(WHAT YOU HAVE TO DO) Without the pictures, set down the records below word for word.

**********

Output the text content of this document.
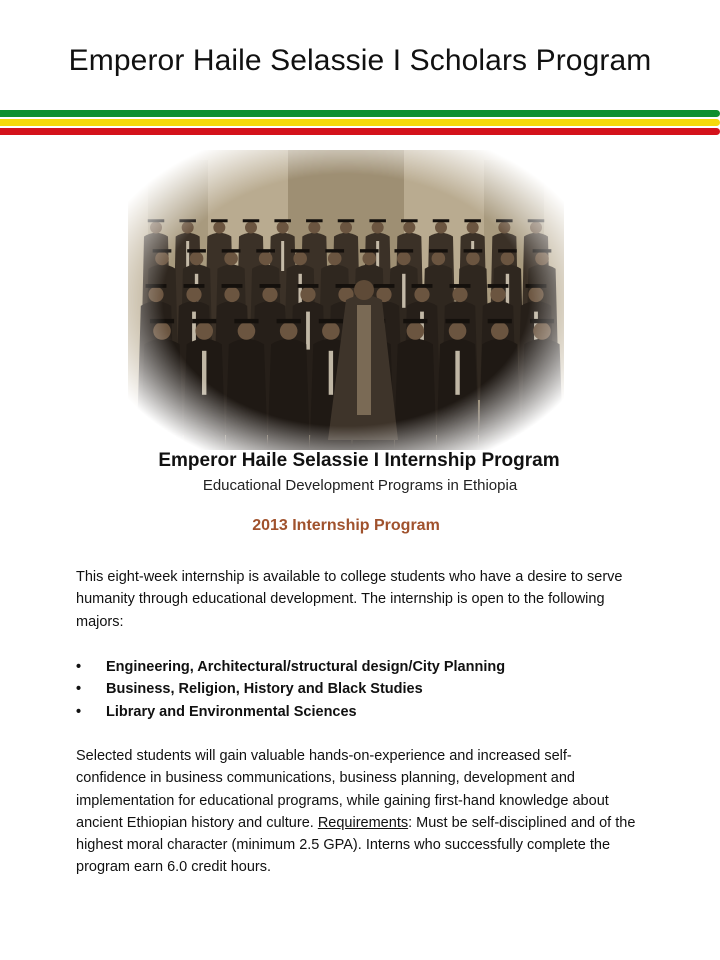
Emperor Haile Selassie I Scholars Program
Emperor Haile Selassie I Internship Program
Educational Development Programs in Ethiopia
2013 Internship Program

This eight-week internship is available to college students who have a desire to serve humanity through educational development. The internship is open to the following majors:

• Engineering, Architectural/structural design/City Planning
• Business, Religion, History and Black Studies
• Library and Environmental Sciences

Selected students will gain valuable hands-on-experience and increased self-confidence in business communications, business planning, development and implementation for educational programs, while gaining first-hand knowledge about ancient Ethiopian history and culture. Requirements: Must be self-disciplined and of the highest moral character (minimum 2.5 GPA). Interns who successfully complete the program earn 6.0 credit hours.
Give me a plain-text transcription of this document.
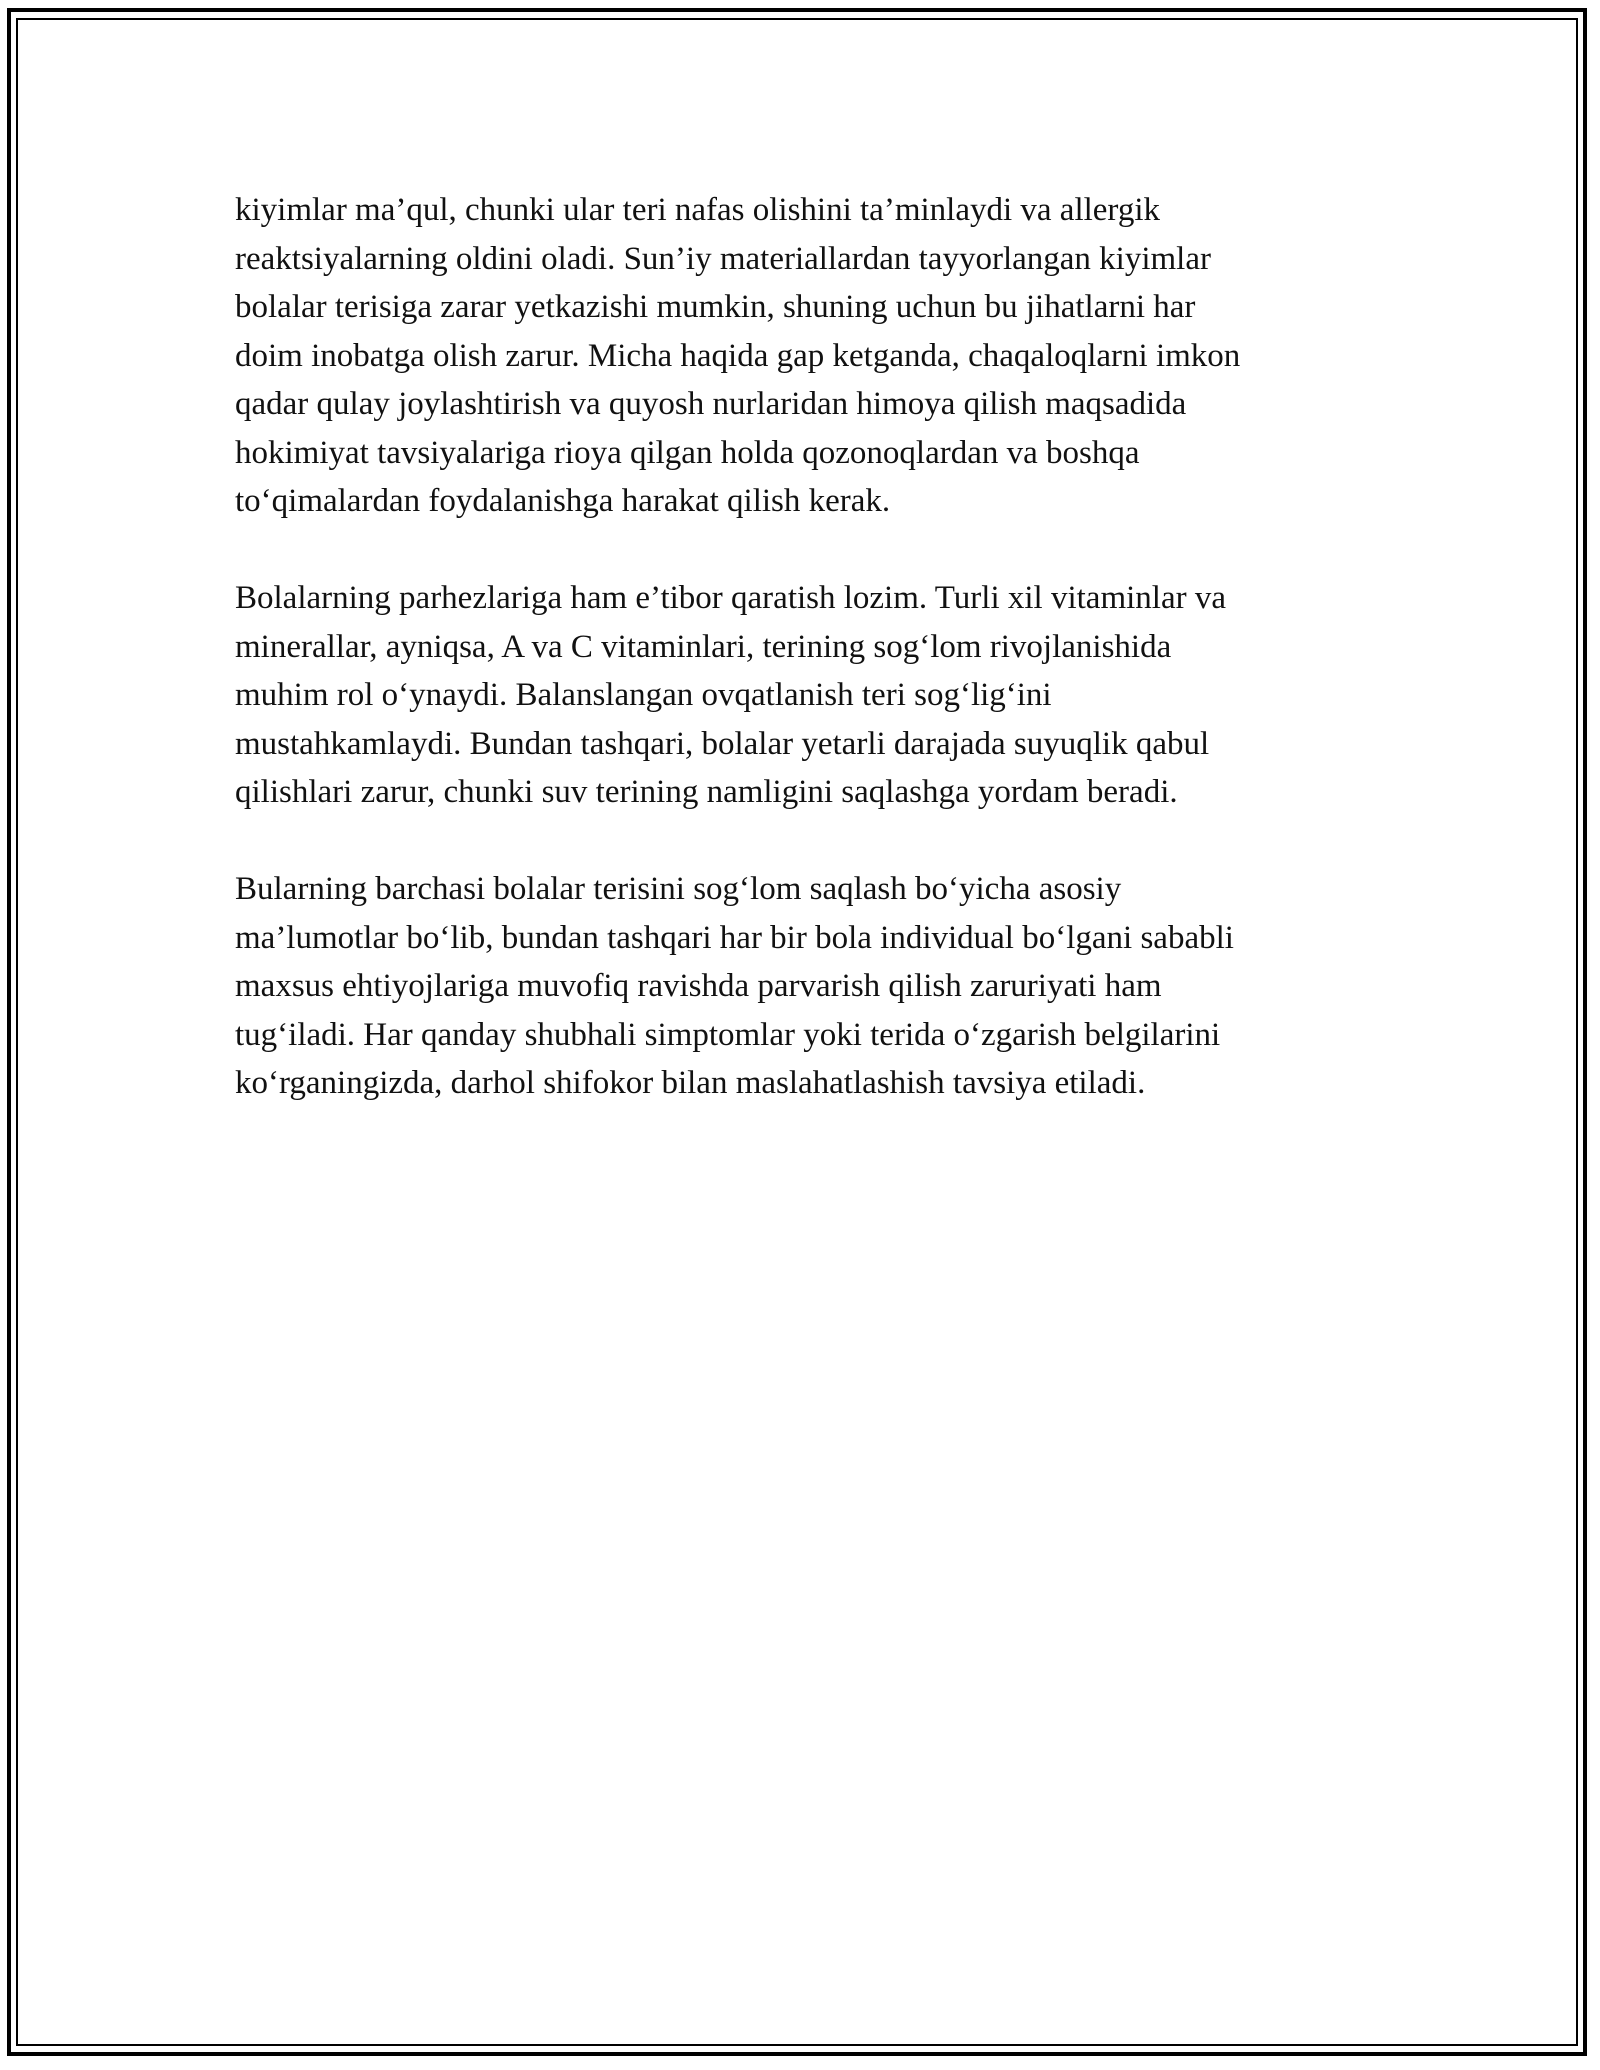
kiyimlar ma’qul, chunki ular teri nafas olishini ta’minlaydi va allergik
reaktsiyalarning oldini oladi. Sun’iy materiallardan tayyorlangan kiyimlar
bolalar terisiga zarar yetkazishi mumkin, shuning uchun bu jihatlarni har
doim inobatga olish zarur. Micha haqida gap ketganda, chaqaloqlarni imkon
qadar qulay joylashtirish va quyosh nurlaridan himoya qilish maqsadida
hokimiyat tavsiyalariga rioya qilgan holda qozonoqlardan va boshqa
to‘qimalardan foydalanishga harakat qilish kerak.

Bolalarning parhezlariga ham e’tibor qaratish lozim. Turli xil vitaminlar va
minerallar, ayniqsa, A va C vitaminlari, terining sog‘lom rivojlanishida
muhim rol o‘ynaydi. Balanslangan ovqatlanish teri sog‘lig‘ini
mustahkamlaydi. Bundan tashqari, bolalar yetarli darajada suyuqlik qabul
qilishlari zarur, chunki suv terining namligini saqlashga yordam beradi.

Bularning barchasi bolalar terisini sog‘lom saqlash bo‘yicha asosiy
ma’lumotlar bo‘lib, bundan tashqari har bir bola individual bo‘lgani sababli
maxsus ehtiyojlariga muvofiq ravishda parvarish qilish zaruriyati ham
tug‘iladi. Har qanday shubhali simptomlar yoki terida o‘zgarish belgilarini
ko‘rganingizda, darhol shifokor bilan maslahatlashish tavsiya etiladi.
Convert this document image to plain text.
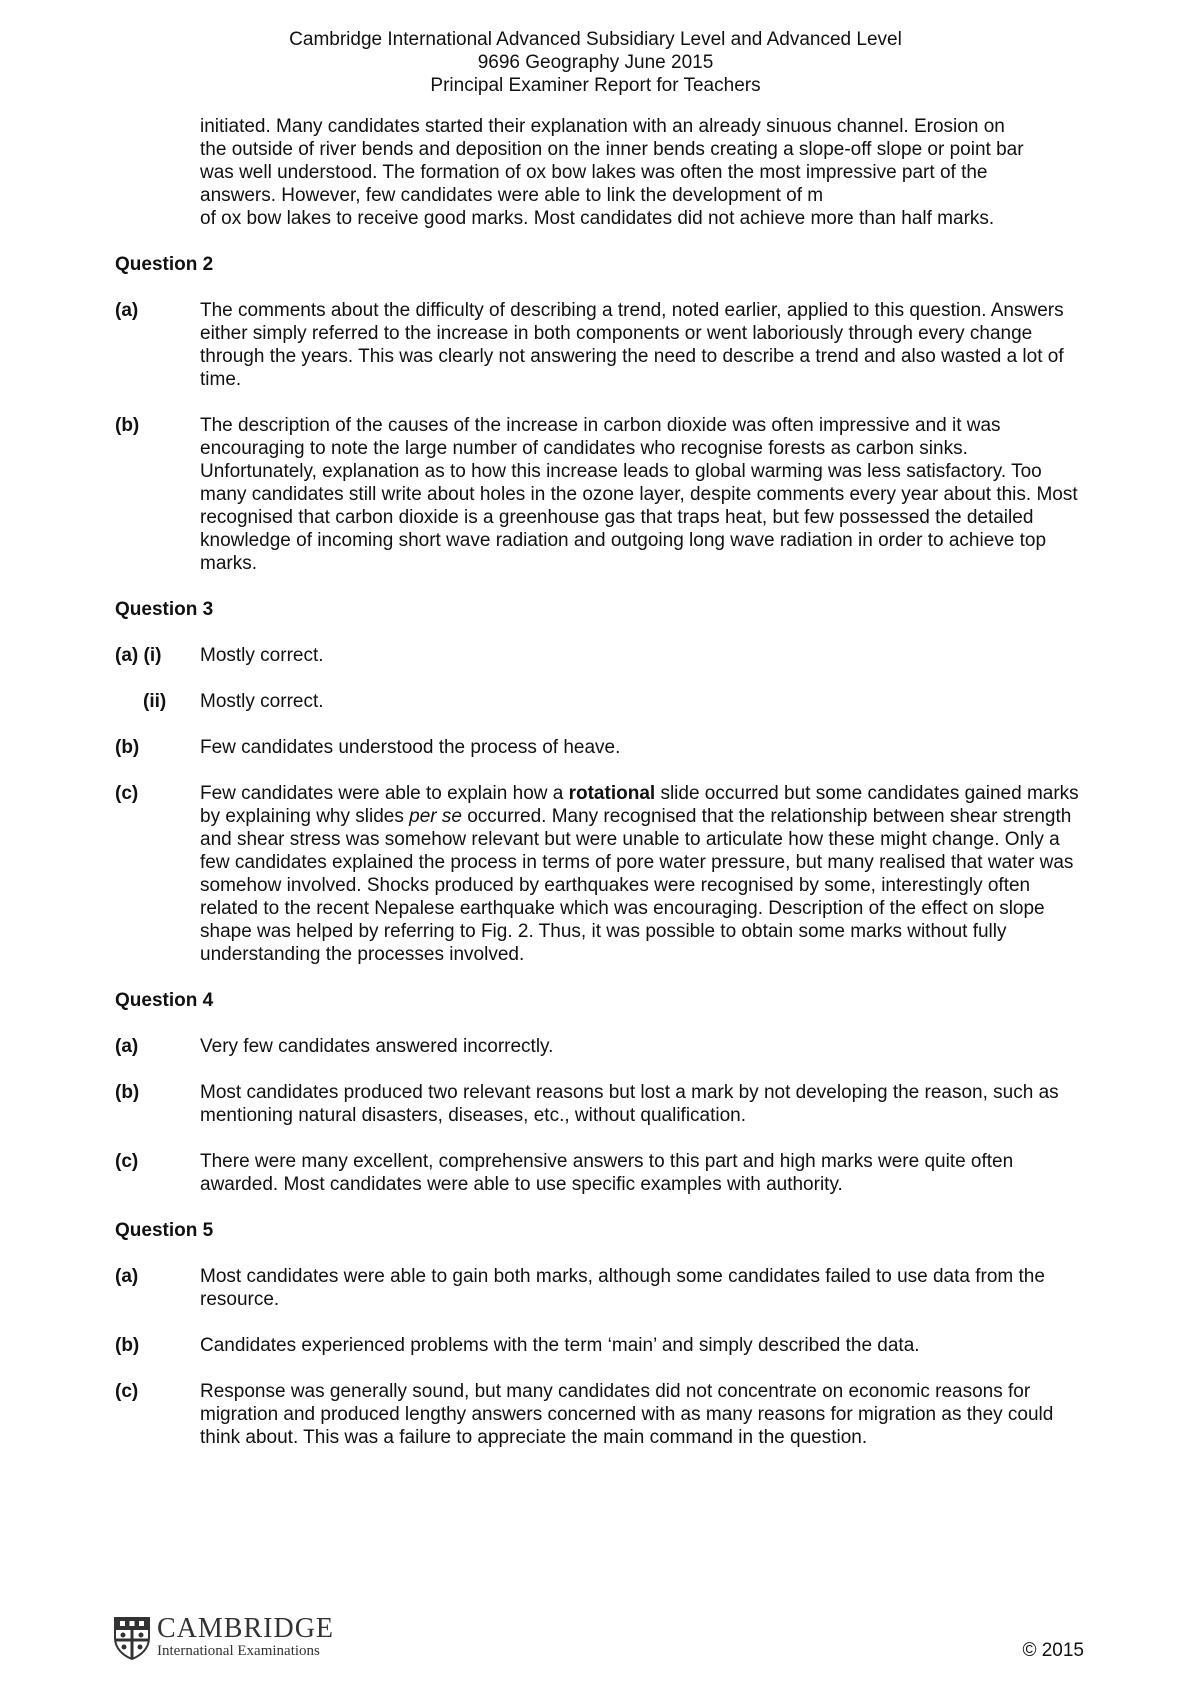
Cambridge International Advanced Subsidiary Level and Advanced Level
9696 Geography June 2015
Principal Examiner Report for Teachers
initiated. Many candidates started their explanation with an already sinuous channel. Erosion on
the outside of river bends and deposition on the inner bends creating a slope-off slope or point bar
was well understood. The formation of ox bow lakes was often the most impressive part of the
answers. However, few candidates were able to link the development of m
of ox bow lakes to receive good marks. Most candidates did not achieve more than half marks.
Question 2
(a)	The comments about the difficulty of describing a trend, noted earlier, applied to this question. Answers either simply referred to the increase in both components or went laboriously through every change through the years. This was clearly not answering the need to describe a trend and also wasted a lot of time.
(b)	The description of the causes of the increase in carbon dioxide was often impressive and it was encouraging to note the large number of candidates who recognise forests as carbon sinks. Unfortunately, explanation as to how this increase leads to global warming was less satisfactory. Too many candidates still write about holes in the ozone layer, despite comments every year about this. Most recognised that carbon dioxide is a greenhouse gas that traps heat, but few possessed the detailed knowledge of incoming short wave radiation and outgoing long wave radiation in order to achieve top marks.
Question 3
(a) (i)	Mostly correct.
(ii)	Mostly correct.
(b)	Few candidates understood the process of heave.
(c)	Few candidates were able to explain how a rotational slide occurred but some candidates gained marks by explaining why slides per se occurred. Many recognised that the relationship between shear strength and shear stress was somehow relevant but were unable to articulate how these might change. Only a few candidates explained the process in terms of pore water pressure, but many realised that water was somehow involved. Shocks produced by earthquakes were recognised by some, interestingly often related to the recent Nepalese earthquake which was encouraging. Description of the effect on slope shape was helped by referring to Fig. 2. Thus, it was possible to obtain some marks without fully understanding the processes involved.
Question 4
(a)	Very few candidates answered incorrectly.
(b)	Most candidates produced two relevant reasons but lost a mark by not developing the reason, such as mentioning natural disasters, diseases, etc., without qualification.
(c)	There were many excellent, comprehensive answers to this part and high marks were quite often awarded. Most candidates were able to use specific examples with authority.
Question 5
(a)	Most candidates were able to gain both marks, although some candidates failed to use data from the resource.
(b)	Candidates experienced problems with the term ‘main’ and simply described the data.
(c)	Response was generally sound, but many candidates did not concentrate on economic reasons for migration and produced lengthy answers concerned with as many reasons for migration as they could think about. This was a failure to appreciate the main command in the question.
CAMBRIDGE
International Examinations	© 2015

**********

(CORRECT OUTPUT)
Output the text content of this document.
Emperor Haile Selassie I Scholars Program
Emperor Haile Selassie I Internship Program
Educational Development Programs in Ethiopia
2013 Internship Program

This eight-week internship is available to college students who have a desire to serve humanity through educational development. The internship is open to the following majors:

• Engineering, Architectural/structural design/City Planning
• Business, Religion, History and Black Studies
• Library and Environmental Sciences

Selected students will gain valuable hands-on-experience and increased self-confidence in business communications, business planning, development and implementation for educational programs, while gaining first-hand knowledge about ancient Ethiopian history and culture. Requirements: Must be self-disciplined and of the highest moral character (minimum 2.5 GPA). Interns who successfully complete the program earn 6.0 credit hours.
Give me a plain-text transcription of this document.
kiyimlar ma’qul, chunki ular teri nafas olishini ta’minlaydi va allergik
reaktsiyalarning oldini oladi. Sun’iy materiallardan tayyorlangan kiyimlar
bolalar terisiga zarar yetkazishi mumkin, shuning uchun bu jihatlarni har
doim inobatga olish zarur. Micha haqida gap ketganda, chaqaloqlarni imkon
qadar qulay joylashtirish va quyosh nurlaridan himoya qilish maqsadida
hokimiyat tavsiyalariga rioya qilgan holda qozonoqlardan va boshqa
to‘qimalardan foydalanishga harakat qilish kerak.

Bolalarning parhezlariga ham e’tibor qaratish lozim. Turli xil vitaminlar va
minerallar, ayniqsa, A va C vitaminlari, terining sog‘lom rivojlanishida
muhim rol o‘ynaydi. Balanslangan ovqatlanish teri sog‘lig‘ini
mustahkamlaydi. Bundan tashqari, bolalar yetarli darajada suyuqlik qabul
qilishlari zarur, chunki suv terining namligini saqlashga yordam beradi.

Bularning barchasi bolalar terisini sog‘lom saqlash bo‘yicha asosiy
ma’lumotlar bo‘lib, bundan tashqari har bir bola individual bo‘lgani sababli
maxsus ehtiyojlariga muvofiq ravishda parvarish qilish zaruriyati ham
tug‘iladi. Har qanday shubhali simptomlar yoki terida o‘zgarish belgilarini
ko‘rganingizda, darhol shifokor bilan maslahatlashish tavsiya etiladi.
Convert this document image to plain text.
Cambridge International Advanced Subsidiary Level and Advanced Level
9696 Geography June 2015
Principal Examiner Report for Teachers
initiated. Many candidates started their explanation with an already sinuous channel. Erosion on
the outside of river bends and deposition on the inner bends creating a slope-off slope or point bar
was well understood. The formation of ox bow lakes was often the most impressive part of the
answers. However, few candidates were able to link the development of m
of ox bow lakes to receive good marks. Most candidates did not achieve more than half marks.
Question 2
(a)	The comments about the difficulty of describing a trend, noted earlier, applied to this question. Answers either simply referred to the increase in both components or went laboriously through every change through the years. This was clearly not answering the need to describe a trend and also wasted a lot of time.
(b)	The description of the causes of the increase in carbon dioxide was often impressive and it was encouraging to note the large number of candidates who recognise forests as carbon sinks. Unfortunately, explanation as to how this increase leads to global warming was less satisfactory. Too many candidates still write about holes in the ozone layer, despite comments every year about this. Most recognised that carbon dioxide is a greenhouse gas that traps heat, but few possessed the detailed knowledge of incoming short wave radiation and outgoing long wave radiation in order to achieve top marks.
Question 3
(a) (i)	Mostly correct.
(ii)	Mostly correct.
(b)	Few candidates understood the process of heave.
(c)	Few candidates were able to explain how a rotational slide occurred but some candidates gained marks by explaining why slides per se occurred. Many recognised that the relationship between shear strength and shear stress was somehow relevant but were unable to articulate how these might change. Only a few candidates explained the process in terms of pore water pressure, but many realised that water was somehow involved. Shocks produced by earthquakes were recognised by some, interestingly often related to the recent Nepalese earthquake which was encouraging. Description of the effect on slope shape was helped by referring to Fig. 2. Thus, it was possible to obtain some marks without fully understanding the processes involved.
Question 4
(a)	Very few candidates answered incorrectly.
(b)	Most candidates produced two relevant reasons but lost a mark by not developing the reason, such as mentioning natural disasters, diseases, etc., without qualification.
(c)	There were many excellent, comprehensive answers to this part and high marks were quite often awarded. Most candidates were able to use specific examples with authority.
Question 5
(a)	Most candidates were able to gain both marks, although some candidates failed to use data from the resource.
(b)	Candidates experienced problems with the term ‘main’ and simply described the data.
(c)	Response was generally sound, but many candidates did not concentrate on economic reasons for migration and produced lengthy answers concerned with as many reasons for migration as they could think about. This was a failure to appreciate the main command in the question.
CAMBRIDGE
International Examinations	© 2015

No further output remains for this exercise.